━━ Selection ━━

To roll-out an M&A strategy it’s easier to scratch your own itches

To define what’s a complimentary product, IWS and its investor have kind of an unfair advantage:

“at Sciens, we’re fortunate that on some days we could put a hat on and think about ourselves because we are a water utility by virtue of CSWR. So we know how we think and we know how we have to operate. With that knowledge of being in effect our own customer, we can then step outside of that and become our service provider and put together packages that we know would marry up well with what the needs are in the marketplace.”

Tom Rooney

This defines the roadmap, as it lays out what technologies and services shall be aggregated and gives an overall direction to follow. But how does it roll out in concrete terms? First, you need to build an acquisition pipeline.

Building an Acquisition Pipeline

“It’s not hard to do that, whether it’s primary or secondary research. You can build a proprietary pipeline of 100 or 200 targets. It’s probably harder to advance those targets through the pipeline. Some of the magic is these companies are typically not Banked. They’re not dressed up for sale.

In many ways, you’re dealing with entrepreneurs, owners, sole proprietors who have never thought about selling their business. And those conversations take some work, right? That could have a prolonged courting period when the business is not ready for sale. It’s you got to work with them to understand the underlying fundamentals, financial commercial operating of the business so that you put a value and structure on it as well.”

Alex Buehler

Secondary sources in the Water M&A market

That’s one source for the acquisition pipeline, but not the only one. If you recall my conversation with Karl Michael Millauer – who’s himself representing several dozens of companies looking for an acquiror:

“in most cases there’s a succession problem that the founders have no kids or nobody who success, therefore they want to sell. But this is the major part of the sales site mandates, which I have. But sometimes I have also companies who have reached a limit. They need a strategic partner to continue to grow.”

━━━

__Written task A__
Answer these questions about the water M&A text, one answer per line:
(i) By virtue of which company is Sciens a water utility?
(ii) How many targets does Alex Buehler say a proprietary pipeline can hold?
(iii) According to Karl Michael Millauer, what do founders most often lack that leads them to sell?
__Written task B__
List every person named in the water M&A text.
__Written task C__
Pick up the water M&A text after its last sentence and write the next few sentences.
The lines after this text play no part in what you are asked to do.

━━ Information supplied ━━

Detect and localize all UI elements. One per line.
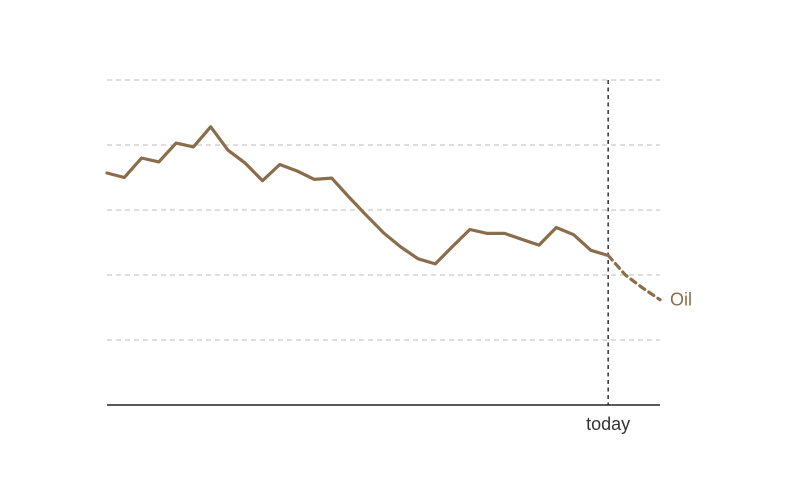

━━━

__Final result A__
(i) CSWR
(ii) 100 or 200
(iii) Kids, or anybody to succeed them

__Final result B__
Tom Rooney
Alex Buehler
Karl Michael Millauer

__Final result C__
Karl Michael Millauer

Succession issues or glass-ceilings are great opportunities for M&A moves in the water sector

“Those are great situations. We face them all the time. We’ve got three on the table right now. It’s a great way for them to, to again, take some cash off the table, de risk their investment, in certain cases transfer it to the next generation of ownership with some outside capital, growth capital if you will, but uh, that is a key differentiator in terms of private equity.

Positioning itself with owners to say, what can we do for you? How can we help you? And we face that all the time.”

Alex Buehler

Growth capital to raise from one ladder to the other

“We’re trying to service an unserviced sector of the water market, rolling up those small-ish, medium-ish service and technology providers.

The reason that they kind of get stuck at that level is because there’s a big jump from there to being a national player and there’s no middle ground. There’s no ladder to climb. It’s like there are five rungs on the ladder to this level, then you’re stuck. And then 50 feet above you is another ladder.

And so how do you make that jump? We’re entering that space and we’re looking at those service providers, technology providers, and we’re saying we’re going to aggregate a lot of those, assuming that they fit our strategic roadmap.”

Tom Rooney

So that’s how you establish your acquisition pipeline, but once you’ve got a list of several hundred potential targets, you need to decide where to start:

How to score the targets in your acquisition pipeline?

“We have a scorecard for every acquisition opportunity that’s kind of got financial and, and commercial attributes, which are weighted and ultimately ranked or indexed on a score of a hundred.

What’s the size? Do they have the right regulation in place? Is there limited competition in that area, etcetera? Are they touching the right geomarkets? Are they touching the right end markets? Do they have complimentary products? Technologies are high value services that we like. Some of the financial metrics, is it accretive, margin accretive, would it be accretive from an earnings or EBITDA perspective.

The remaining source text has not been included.